**WHAT IS EXPECTED:** Go through the data below. Pull out every line that has the word "frac".
━━━━━ EXTRACTED ENTRIES
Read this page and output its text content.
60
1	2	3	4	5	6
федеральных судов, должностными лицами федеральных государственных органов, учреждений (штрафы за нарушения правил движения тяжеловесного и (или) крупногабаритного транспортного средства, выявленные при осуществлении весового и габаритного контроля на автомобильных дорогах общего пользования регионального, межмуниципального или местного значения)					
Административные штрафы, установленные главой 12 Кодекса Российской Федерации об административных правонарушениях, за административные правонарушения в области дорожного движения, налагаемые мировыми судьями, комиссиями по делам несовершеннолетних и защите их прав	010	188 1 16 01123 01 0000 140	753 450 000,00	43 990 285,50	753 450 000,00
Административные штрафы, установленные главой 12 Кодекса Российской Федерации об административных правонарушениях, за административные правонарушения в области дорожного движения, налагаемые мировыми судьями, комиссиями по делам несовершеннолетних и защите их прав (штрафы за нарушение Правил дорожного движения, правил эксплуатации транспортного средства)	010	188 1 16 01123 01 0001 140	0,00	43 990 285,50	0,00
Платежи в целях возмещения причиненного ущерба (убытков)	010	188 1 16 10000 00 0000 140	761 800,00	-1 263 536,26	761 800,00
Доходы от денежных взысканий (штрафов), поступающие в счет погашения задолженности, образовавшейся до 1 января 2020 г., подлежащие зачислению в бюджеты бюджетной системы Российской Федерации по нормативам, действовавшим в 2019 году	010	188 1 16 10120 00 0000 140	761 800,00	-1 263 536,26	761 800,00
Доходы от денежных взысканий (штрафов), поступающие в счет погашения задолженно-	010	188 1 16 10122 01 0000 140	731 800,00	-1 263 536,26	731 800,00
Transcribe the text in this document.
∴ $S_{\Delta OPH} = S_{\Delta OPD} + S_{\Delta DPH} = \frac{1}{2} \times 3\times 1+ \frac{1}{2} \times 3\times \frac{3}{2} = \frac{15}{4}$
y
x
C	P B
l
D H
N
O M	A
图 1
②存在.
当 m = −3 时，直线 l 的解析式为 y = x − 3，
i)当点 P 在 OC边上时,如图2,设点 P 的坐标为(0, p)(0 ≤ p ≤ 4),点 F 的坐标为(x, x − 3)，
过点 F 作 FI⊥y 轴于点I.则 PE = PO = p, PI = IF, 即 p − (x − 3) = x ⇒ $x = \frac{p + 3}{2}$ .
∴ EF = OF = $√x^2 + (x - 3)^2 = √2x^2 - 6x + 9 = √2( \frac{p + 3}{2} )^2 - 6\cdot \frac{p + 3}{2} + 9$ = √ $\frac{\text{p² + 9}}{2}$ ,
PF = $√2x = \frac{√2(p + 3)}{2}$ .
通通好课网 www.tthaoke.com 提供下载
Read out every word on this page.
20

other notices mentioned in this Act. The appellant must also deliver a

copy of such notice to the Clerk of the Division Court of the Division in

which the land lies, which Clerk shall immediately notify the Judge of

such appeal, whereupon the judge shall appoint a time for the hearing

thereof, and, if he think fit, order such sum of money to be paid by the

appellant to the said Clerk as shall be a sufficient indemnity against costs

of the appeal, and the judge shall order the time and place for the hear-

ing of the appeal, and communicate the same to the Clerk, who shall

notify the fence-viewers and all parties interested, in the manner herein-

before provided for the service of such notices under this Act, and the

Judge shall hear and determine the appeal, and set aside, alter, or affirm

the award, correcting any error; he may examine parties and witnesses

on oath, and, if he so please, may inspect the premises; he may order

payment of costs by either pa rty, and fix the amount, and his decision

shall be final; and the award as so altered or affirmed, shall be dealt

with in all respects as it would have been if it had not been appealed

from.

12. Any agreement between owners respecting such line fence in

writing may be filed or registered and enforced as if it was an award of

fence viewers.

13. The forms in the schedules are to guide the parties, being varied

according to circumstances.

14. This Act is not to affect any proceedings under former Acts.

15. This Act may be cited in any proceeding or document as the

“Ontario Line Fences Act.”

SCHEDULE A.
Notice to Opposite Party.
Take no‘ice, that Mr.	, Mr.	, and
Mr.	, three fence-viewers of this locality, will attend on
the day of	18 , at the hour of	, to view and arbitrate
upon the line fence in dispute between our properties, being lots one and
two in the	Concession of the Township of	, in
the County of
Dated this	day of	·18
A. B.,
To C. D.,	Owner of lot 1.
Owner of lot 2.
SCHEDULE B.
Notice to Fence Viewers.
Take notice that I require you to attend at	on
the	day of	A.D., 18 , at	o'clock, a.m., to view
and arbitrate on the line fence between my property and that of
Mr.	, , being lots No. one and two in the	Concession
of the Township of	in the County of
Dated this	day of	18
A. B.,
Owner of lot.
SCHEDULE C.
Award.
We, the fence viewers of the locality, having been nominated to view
━━━━━━━━━━
**WORKED SOLUTION:**
∴ $S_{\Delta OPH} = S_{\Delta OPD} + S_{\Delta DPH} = \frac{1}{2} \times 3\times 1+ \frac{1}{2} \times 3\times \frac{3}{2} = \frac{15}{4}$
过点 F 作 FI⊥y 轴于点I.则 PE = PO = p, PI = IF, 即 p − (x − 3) = x ⇒ $x = \frac{p + 3}{2}$ .
∴ EF = OF = $√x^2 + (x - 3)^2 = √2x^2 - 6x + 9 = √2( \frac{p + 3}{2} )^2 - 6\cdot \frac{p + 3}{2} + 9$ = √ $\frac{\text{p² + 9}}{2}$ ,
PF = $√2x = \frac{√2(p + 3)}{2}$ .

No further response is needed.